··· TEXT FOR ANALYSIS ···
Injured Cortland soldier recuperates from blast
The soldier said he is eager go back to where his paratrooper brothers are.
By ED RUNYAN
VINDICATOR TRUMBULL STAFF
CORTLAND — Getting a blast of metal, gravel and other debris from a homemade bomb on a building roof in Iraq won’t stop David Mickey from continuing with his military career.
If his foot and arm are better within a few months, he might even return to his Army parachute infantry regiment in time to return to Iraq before its tour of duty ends in December.
“I want to go back, but I have some doubts about whether I’ll get back in time,” he said from his home on Wae Trail in Cortland, where he is spending 30 days recuperating from surgeries on his heel and arm before heading to Walter Reed Army Medical Center in Washington, D.C., on June 5 for another surgery on his arm.
Mickey, 26, was injured March 16 when seven members of his squad went on foot patrol in the city of Jurf as Sukhr, about 40 miles southwest of Baghdad. They were setting up surveillance on the roof of a one-story building.
A makeshift bomb went off 3 feet from Pvt. Mickey, killing his squad commander and injuring Mickey and two other soldiers.
The worst injuries were to Mickey’s right heel, left arm and left ear. He’s taking physical therapy to help him walk properly. He hopes the surgery will take away the pain and numbness he feels in his arm because of a nerve that moved too close to the surface in the blast.
The blast also filled up a large part of his backside with debris, pieces of which occasionally migrate close enough to the surface of his skin to fall out. Sometimes he can’t even identify the pieces, he noted, because the roof contained so much unidentifiable garbage.
The explosion was close enough to Mickey to give him a permanent 40-percent hearing loss in one ear and a ringing in that ear that lasted three weeks.
Right after the explosion, Mickey thought he’d be back in action within a couple weeks.
“I just naturally assumed I’d be OK,” Mickey said. During the weeks that passed at various hospitals in Iraq, Germany and in the United States, he learned that some of the injuries wouldn’t pass as quickly as that.
··· THE DATA ···
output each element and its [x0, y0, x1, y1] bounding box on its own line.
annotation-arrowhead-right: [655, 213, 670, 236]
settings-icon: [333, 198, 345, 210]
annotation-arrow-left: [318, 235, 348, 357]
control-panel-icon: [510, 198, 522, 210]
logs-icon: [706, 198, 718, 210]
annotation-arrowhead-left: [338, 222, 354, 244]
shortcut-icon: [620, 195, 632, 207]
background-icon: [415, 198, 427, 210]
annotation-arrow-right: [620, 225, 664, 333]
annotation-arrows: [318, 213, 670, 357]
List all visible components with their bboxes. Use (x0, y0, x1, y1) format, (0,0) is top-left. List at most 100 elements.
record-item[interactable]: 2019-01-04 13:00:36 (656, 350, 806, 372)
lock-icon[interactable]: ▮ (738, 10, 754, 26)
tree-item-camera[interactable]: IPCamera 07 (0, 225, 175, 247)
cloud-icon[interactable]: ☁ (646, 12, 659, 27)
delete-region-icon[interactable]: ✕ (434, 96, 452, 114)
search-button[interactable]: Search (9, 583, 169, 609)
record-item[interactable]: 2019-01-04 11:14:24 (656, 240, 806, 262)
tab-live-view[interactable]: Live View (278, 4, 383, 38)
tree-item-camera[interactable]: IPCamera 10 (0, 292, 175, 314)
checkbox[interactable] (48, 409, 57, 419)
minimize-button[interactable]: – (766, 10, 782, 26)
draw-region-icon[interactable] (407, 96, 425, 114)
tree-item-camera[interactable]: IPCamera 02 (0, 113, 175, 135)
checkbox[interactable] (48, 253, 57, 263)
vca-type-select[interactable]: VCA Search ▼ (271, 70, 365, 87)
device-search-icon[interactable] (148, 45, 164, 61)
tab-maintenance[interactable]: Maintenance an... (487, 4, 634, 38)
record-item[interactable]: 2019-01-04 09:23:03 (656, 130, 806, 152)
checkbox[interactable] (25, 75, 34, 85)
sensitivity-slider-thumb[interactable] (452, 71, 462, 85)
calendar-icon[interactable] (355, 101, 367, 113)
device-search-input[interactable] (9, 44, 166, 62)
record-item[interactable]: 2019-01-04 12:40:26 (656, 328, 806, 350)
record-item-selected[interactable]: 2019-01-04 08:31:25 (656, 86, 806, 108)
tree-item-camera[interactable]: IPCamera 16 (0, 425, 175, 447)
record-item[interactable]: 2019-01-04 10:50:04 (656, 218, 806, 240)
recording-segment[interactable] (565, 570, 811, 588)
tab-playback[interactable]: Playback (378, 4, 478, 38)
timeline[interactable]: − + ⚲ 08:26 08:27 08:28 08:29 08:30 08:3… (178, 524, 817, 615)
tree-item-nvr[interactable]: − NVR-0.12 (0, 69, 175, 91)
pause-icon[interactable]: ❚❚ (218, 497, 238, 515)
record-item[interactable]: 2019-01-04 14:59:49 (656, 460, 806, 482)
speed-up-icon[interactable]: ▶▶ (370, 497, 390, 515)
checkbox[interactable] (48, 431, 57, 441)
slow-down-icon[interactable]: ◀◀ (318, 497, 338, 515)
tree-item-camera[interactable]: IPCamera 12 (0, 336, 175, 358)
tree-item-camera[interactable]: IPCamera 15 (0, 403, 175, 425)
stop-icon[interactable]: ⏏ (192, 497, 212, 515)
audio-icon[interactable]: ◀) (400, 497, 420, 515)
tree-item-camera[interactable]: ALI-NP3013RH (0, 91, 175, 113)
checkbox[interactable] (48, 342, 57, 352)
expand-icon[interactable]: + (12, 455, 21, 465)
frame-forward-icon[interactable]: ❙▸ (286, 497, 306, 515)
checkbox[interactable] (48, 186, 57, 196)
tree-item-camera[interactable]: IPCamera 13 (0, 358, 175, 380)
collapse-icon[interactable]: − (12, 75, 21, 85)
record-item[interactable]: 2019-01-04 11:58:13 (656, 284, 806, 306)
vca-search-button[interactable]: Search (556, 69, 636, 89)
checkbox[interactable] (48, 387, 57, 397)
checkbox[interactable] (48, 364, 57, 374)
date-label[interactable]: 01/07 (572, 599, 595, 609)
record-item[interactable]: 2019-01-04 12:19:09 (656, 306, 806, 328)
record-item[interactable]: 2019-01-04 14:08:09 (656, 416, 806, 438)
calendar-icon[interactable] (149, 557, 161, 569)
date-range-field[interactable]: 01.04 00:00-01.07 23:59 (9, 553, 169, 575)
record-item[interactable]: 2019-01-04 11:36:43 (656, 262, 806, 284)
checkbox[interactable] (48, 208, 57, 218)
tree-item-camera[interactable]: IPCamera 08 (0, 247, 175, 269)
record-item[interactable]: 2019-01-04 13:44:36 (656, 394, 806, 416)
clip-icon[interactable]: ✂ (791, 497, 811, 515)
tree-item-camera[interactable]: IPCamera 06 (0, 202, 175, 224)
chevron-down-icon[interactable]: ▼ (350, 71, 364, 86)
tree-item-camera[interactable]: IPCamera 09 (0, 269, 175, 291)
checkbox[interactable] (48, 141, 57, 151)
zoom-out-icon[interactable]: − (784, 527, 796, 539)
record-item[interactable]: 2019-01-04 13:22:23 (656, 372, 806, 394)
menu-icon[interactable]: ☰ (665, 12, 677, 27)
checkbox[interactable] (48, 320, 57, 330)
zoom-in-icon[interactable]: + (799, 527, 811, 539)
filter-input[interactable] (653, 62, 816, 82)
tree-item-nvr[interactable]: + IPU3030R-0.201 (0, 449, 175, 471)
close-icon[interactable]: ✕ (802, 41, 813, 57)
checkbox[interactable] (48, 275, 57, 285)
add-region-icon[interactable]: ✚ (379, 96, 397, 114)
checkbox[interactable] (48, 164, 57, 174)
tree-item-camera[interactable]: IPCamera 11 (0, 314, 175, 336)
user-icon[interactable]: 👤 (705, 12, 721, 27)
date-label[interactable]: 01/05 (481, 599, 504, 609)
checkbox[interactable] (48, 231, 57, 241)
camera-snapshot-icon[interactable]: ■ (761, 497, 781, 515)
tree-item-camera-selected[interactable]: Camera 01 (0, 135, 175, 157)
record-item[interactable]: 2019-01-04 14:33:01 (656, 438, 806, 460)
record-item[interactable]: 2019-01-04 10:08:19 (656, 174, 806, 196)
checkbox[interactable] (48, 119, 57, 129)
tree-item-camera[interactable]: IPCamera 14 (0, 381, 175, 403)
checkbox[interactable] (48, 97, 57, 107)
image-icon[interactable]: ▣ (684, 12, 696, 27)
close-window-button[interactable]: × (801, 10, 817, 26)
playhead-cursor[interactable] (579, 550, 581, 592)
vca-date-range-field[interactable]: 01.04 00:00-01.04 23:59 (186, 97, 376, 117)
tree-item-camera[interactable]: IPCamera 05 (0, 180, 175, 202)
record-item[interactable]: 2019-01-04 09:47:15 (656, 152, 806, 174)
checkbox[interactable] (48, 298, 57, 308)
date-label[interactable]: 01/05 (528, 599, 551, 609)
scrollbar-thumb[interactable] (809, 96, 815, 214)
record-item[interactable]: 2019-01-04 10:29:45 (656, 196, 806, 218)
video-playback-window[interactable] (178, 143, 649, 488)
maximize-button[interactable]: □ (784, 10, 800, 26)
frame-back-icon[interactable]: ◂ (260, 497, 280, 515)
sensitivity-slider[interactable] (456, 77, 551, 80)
···
INSTRUCTIONS TO FOLLOW ->
In the article about the injured soldier, rewrite the passage from "The worst injuries" to "in the blast.", changing "numbness" to "tingling".

TASK RESPONSE ->
The worst injuries were to Mickey’s right heel, left arm and left ear. He’s taking physical therapy to help him walk properly. He hopes the surgery will take away the pain and tingling he feels in his arm because of a nerve that moved too close to the surface in the blast.